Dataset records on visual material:

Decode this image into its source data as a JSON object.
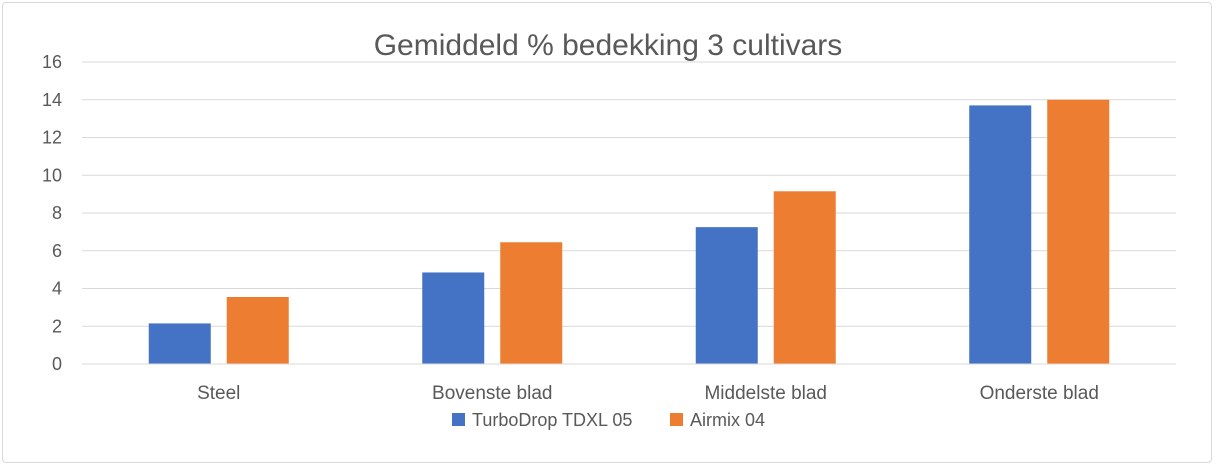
{
  "chart_data": {
    "type": "bar",
    "title": "Gemiddeld % bedekking 3 cultivars",
    "xlabel": "",
    "ylabel": "",
    "categories": [
      "Steel",
      "Bovenste blad",
      "Middelste blad",
      "Onderste blad"
    ],
    "series": [
      {
        "name": "TurboDrop TDXL 05",
        "color": "#4472C4",
        "values": [
          2.15,
          4.85,
          7.25,
          13.7
        ]
      },
      {
        "name": "Airmix 04",
        "color": "#ED7D31",
        "values": [
          3.55,
          6.45,
          9.15,
          14.0
        ]
      }
    ],
    "ylim": [
      0,
      16
    ],
    "yticks": [
      "0",
      "2",
      "4",
      "6",
      "8",
      "10",
      "12",
      "14",
      "16"
    ],
    "grid": true,
    "legend_position": "bottom"
  }
}
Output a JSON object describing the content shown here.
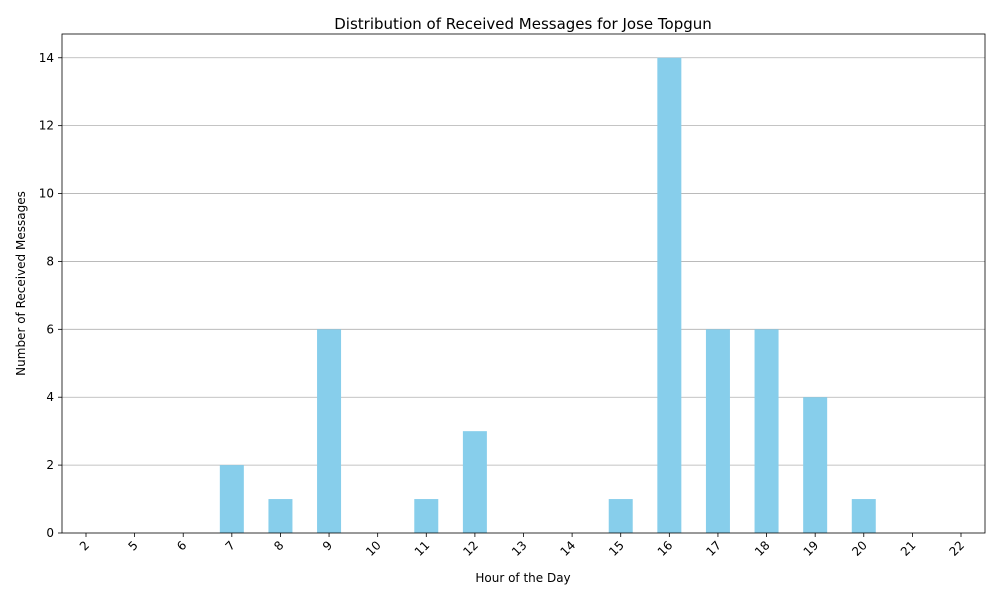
{
  "chart_data": {
    "type": "bar",
    "title": "Distribution of Received Messages for Jose Topgun",
    "xlabel": "Hour of the Day",
    "ylabel": "Number of Received Messages",
    "categories": [
      "2",
      "5",
      "6",
      "7",
      "8",
      "9",
      "10",
      "11",
      "12",
      "13",
      "14",
      "15",
      "16",
      "17",
      "18",
      "19",
      "20",
      "21",
      "22"
    ],
    "values": [
      0,
      0,
      0,
      2,
      1,
      6,
      0,
      1,
      3,
      0,
      0,
      1,
      14,
      6,
      6,
      4,
      1,
      0,
      0
    ],
    "ylim": [
      0,
      14.7
    ],
    "yticks": [
      0,
      2,
      4,
      6,
      8,
      10,
      12,
      14
    ],
    "grid": "y-axis only",
    "bar_color": "#87CEEB",
    "xtick_rotation_deg": 45
  }
}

» **Given exercise**
Which lines above contain the word "name"? Copy each of them.

» **Full output**
        "name": "TurboDrop TDXL 05",
        "name": "Airmix 04",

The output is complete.